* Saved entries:
# # # #

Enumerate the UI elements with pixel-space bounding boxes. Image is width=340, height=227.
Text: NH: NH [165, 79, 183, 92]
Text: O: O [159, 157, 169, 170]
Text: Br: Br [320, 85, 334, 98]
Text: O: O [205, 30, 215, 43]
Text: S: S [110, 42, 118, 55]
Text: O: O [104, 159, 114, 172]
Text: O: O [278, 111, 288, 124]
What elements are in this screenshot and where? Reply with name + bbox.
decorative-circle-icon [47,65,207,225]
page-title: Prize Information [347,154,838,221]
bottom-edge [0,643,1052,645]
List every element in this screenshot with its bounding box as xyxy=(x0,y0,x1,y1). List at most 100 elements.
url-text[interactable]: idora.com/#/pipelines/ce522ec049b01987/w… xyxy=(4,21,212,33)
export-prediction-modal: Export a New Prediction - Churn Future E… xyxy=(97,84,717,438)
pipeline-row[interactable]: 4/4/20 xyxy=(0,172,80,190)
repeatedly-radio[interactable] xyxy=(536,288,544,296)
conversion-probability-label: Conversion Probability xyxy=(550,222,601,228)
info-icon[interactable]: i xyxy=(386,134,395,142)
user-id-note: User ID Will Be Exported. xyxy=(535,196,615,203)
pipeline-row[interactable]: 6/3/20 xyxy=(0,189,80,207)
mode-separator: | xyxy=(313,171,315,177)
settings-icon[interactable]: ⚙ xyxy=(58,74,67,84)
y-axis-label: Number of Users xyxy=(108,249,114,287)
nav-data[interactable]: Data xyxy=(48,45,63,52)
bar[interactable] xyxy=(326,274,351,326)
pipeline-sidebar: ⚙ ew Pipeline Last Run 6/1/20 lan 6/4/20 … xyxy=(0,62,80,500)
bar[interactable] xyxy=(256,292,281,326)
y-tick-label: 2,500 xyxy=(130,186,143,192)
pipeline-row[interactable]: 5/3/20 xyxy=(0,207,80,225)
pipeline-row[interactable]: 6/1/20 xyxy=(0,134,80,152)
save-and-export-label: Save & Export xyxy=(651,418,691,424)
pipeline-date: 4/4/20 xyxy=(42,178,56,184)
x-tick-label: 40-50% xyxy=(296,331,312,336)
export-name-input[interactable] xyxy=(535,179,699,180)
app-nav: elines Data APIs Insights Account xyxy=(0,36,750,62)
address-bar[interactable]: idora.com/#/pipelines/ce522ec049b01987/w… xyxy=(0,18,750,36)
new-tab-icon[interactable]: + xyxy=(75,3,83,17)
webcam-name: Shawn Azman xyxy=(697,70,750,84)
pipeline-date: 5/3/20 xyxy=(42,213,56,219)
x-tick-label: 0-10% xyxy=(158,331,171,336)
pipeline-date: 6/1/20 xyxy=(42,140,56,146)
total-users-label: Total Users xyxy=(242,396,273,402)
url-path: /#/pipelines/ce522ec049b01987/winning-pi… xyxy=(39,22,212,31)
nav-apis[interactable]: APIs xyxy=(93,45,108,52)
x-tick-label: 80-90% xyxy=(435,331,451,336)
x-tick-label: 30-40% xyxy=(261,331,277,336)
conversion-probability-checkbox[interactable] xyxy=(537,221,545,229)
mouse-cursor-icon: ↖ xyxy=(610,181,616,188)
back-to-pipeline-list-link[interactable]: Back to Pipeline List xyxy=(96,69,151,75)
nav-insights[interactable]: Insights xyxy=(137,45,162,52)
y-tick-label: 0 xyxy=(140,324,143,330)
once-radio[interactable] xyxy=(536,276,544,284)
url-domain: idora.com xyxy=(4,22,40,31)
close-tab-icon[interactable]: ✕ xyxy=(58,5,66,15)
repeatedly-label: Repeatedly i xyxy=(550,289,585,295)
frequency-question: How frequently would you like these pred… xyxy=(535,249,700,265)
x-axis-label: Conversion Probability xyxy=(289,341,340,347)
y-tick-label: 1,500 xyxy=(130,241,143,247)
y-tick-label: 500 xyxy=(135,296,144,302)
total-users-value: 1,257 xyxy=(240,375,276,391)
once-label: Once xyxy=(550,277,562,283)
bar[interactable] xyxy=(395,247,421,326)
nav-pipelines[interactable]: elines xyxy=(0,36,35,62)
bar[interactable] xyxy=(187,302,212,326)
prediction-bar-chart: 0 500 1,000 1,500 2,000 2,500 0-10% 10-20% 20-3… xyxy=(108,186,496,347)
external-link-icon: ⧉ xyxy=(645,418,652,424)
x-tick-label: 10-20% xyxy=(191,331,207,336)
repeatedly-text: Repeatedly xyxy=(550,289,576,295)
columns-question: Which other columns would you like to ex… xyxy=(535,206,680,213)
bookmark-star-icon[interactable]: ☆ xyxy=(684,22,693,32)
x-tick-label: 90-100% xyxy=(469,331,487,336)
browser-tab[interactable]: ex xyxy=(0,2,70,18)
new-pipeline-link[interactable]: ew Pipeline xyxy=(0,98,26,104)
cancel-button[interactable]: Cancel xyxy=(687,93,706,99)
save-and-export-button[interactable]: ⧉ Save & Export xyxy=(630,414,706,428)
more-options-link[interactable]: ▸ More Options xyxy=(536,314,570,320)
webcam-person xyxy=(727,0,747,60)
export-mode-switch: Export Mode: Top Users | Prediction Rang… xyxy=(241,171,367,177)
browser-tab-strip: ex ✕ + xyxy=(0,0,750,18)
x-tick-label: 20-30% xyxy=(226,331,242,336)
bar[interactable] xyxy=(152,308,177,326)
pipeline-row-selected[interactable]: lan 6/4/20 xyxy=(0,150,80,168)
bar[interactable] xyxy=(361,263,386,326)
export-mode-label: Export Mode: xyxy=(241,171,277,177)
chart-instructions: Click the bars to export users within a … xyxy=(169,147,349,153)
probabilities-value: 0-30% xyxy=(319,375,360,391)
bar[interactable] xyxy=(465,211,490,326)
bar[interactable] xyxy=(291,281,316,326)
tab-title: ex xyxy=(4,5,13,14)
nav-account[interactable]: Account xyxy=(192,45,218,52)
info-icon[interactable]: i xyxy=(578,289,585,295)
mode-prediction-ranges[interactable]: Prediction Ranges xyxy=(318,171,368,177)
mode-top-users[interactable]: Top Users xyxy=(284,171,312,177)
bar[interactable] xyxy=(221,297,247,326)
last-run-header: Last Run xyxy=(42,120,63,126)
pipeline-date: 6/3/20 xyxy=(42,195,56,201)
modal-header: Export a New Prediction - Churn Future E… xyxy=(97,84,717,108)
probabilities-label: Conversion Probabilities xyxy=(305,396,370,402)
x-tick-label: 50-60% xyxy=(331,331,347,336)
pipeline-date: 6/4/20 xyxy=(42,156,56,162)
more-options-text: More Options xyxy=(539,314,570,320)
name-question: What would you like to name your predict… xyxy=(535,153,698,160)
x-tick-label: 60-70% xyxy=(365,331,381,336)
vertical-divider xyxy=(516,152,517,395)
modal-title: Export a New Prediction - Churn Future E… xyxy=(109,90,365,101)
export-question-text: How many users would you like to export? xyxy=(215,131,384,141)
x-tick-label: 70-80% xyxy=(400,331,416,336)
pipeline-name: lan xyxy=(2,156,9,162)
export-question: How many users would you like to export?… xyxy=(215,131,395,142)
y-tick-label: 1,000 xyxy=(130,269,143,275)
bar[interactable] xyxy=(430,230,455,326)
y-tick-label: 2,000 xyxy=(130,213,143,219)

# # # #

* Task description: Copy the records from the first line up to and including the line with "Text: S: S [110, 42, 118, 55]", swapping "Enumerate" for "List" and leaving everything else as it is.

* Result:
List the UI elements with pixel-space bounding boxes. Image is width=340, height=227.
Text: NH: NH [165, 79, 183, 92]
Text: O: O [159, 157, 169, 170]
Text: Br: Br [320, 85, 334, 98]
Text: O: O [205, 30, 215, 43]
Text: S: S [110, 42, 118, 55]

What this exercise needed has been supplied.